-- Start of Input data --

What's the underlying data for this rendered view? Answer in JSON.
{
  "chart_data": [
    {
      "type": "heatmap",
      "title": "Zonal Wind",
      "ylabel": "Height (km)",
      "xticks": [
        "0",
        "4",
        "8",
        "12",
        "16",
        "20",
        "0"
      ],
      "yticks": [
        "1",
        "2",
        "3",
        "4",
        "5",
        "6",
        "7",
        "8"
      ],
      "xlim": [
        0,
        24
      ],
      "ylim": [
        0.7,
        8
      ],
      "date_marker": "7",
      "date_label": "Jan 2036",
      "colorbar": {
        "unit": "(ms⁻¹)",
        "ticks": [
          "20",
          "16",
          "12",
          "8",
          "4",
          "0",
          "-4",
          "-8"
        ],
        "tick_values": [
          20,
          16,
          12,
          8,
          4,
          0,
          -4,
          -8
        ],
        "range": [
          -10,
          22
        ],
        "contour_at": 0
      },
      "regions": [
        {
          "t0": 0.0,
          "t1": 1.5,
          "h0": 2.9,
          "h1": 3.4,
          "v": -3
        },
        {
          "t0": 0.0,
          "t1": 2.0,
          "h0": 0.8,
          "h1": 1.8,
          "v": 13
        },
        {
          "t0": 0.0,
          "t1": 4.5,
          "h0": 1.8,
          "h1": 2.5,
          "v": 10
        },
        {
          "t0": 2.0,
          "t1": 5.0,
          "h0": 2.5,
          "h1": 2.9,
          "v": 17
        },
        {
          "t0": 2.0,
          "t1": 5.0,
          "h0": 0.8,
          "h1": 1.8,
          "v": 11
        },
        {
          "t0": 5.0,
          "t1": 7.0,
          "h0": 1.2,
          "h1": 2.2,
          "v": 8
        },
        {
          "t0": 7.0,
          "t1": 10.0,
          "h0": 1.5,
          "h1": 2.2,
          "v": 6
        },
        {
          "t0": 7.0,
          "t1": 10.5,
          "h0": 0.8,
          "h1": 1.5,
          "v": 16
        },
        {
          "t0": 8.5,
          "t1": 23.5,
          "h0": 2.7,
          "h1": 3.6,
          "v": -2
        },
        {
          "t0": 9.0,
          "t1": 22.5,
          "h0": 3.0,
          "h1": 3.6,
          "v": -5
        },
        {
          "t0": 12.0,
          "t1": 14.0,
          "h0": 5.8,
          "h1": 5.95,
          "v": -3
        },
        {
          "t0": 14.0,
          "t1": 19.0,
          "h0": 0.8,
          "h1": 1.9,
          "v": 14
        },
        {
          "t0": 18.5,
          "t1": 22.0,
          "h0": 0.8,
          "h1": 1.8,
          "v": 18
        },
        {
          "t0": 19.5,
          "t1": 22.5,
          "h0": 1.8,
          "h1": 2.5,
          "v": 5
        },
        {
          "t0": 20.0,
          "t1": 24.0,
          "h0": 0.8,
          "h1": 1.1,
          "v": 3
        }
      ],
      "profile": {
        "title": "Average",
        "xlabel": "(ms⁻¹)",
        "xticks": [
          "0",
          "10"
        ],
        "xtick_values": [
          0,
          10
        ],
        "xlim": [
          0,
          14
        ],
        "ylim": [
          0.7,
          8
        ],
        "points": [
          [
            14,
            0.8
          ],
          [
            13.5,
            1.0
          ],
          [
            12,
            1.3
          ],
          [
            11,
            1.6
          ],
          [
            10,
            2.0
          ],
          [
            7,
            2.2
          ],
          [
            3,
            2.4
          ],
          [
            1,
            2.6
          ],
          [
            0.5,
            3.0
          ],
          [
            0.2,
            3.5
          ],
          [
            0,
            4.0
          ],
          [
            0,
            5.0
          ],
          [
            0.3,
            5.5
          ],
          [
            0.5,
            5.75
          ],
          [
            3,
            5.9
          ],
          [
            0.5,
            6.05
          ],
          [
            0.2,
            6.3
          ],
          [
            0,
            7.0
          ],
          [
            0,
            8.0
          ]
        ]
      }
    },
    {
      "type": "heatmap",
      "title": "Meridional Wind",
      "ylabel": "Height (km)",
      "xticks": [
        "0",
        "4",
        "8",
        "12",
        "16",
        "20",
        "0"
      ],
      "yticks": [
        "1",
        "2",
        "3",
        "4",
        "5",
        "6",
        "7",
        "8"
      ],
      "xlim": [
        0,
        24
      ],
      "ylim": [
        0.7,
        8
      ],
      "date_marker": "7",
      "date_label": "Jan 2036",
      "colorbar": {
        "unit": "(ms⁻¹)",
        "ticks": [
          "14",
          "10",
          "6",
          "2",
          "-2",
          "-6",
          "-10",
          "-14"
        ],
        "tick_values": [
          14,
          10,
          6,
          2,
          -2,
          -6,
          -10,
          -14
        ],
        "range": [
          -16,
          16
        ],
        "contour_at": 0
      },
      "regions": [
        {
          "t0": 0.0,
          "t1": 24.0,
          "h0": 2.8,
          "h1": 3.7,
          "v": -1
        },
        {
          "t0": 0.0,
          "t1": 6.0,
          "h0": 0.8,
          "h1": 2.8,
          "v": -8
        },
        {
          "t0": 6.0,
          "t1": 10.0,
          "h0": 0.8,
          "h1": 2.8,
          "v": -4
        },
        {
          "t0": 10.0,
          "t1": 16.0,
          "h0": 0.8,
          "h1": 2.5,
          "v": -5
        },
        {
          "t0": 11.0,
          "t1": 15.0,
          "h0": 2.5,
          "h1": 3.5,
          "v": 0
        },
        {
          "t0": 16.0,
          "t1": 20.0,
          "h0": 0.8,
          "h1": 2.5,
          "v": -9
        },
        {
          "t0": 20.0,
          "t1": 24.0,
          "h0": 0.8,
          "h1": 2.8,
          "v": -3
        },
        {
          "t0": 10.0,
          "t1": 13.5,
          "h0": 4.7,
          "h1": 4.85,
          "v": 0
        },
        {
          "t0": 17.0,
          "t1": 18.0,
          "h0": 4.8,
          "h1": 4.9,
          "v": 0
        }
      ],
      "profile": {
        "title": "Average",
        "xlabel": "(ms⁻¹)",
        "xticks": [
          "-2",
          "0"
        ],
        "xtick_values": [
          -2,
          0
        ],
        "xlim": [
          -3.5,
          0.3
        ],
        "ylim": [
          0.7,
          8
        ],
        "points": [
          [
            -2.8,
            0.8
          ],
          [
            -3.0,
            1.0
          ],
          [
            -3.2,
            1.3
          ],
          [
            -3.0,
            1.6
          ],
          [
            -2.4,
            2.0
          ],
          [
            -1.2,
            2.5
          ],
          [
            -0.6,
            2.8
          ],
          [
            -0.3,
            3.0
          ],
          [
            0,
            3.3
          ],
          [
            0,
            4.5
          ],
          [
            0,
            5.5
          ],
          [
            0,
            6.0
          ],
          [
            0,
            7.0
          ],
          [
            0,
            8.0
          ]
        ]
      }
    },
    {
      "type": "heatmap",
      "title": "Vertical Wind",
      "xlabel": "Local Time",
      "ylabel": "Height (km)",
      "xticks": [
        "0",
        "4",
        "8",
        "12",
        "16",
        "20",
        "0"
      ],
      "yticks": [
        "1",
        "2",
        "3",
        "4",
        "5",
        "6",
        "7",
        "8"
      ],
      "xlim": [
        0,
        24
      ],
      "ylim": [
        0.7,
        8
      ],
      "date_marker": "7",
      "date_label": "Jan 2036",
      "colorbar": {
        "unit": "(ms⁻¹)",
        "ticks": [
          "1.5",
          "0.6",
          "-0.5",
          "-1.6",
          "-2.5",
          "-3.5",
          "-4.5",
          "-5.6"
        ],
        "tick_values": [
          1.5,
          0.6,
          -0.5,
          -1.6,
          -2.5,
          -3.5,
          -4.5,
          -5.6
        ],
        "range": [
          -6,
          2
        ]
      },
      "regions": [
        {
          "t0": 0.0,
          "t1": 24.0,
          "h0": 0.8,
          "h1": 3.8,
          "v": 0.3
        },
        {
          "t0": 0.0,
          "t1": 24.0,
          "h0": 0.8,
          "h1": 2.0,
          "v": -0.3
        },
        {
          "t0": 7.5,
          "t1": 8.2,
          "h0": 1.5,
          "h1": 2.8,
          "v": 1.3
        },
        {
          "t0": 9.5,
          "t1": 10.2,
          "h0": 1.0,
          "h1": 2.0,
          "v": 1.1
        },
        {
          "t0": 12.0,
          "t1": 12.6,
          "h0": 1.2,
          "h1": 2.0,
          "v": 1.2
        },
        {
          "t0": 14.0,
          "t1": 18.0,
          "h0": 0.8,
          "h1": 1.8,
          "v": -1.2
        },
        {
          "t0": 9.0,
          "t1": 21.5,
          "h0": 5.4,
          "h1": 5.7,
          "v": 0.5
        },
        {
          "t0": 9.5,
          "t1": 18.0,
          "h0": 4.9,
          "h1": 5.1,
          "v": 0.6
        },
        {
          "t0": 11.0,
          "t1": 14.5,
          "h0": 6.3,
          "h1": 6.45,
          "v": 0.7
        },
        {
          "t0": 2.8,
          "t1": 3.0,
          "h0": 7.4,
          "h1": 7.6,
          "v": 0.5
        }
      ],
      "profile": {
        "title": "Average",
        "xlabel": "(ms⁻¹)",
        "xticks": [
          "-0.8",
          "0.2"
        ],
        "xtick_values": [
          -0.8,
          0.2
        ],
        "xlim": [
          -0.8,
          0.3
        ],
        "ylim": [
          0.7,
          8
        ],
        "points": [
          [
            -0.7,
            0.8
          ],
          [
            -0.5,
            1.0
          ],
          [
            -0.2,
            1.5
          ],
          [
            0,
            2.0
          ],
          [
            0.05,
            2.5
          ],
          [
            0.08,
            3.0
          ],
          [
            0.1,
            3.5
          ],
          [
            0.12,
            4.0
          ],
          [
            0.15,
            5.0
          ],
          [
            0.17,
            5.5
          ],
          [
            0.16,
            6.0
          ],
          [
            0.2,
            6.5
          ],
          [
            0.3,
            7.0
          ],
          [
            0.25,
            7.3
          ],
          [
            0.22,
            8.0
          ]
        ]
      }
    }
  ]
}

-- End of Input data --

* _Goal_:
Look above for lines with the word "Wind" and copy them all.

* _Task output_:
      "title": "Zonal Wind",
      "title": "Meridional Wind",
      "title": "Vertical Wind",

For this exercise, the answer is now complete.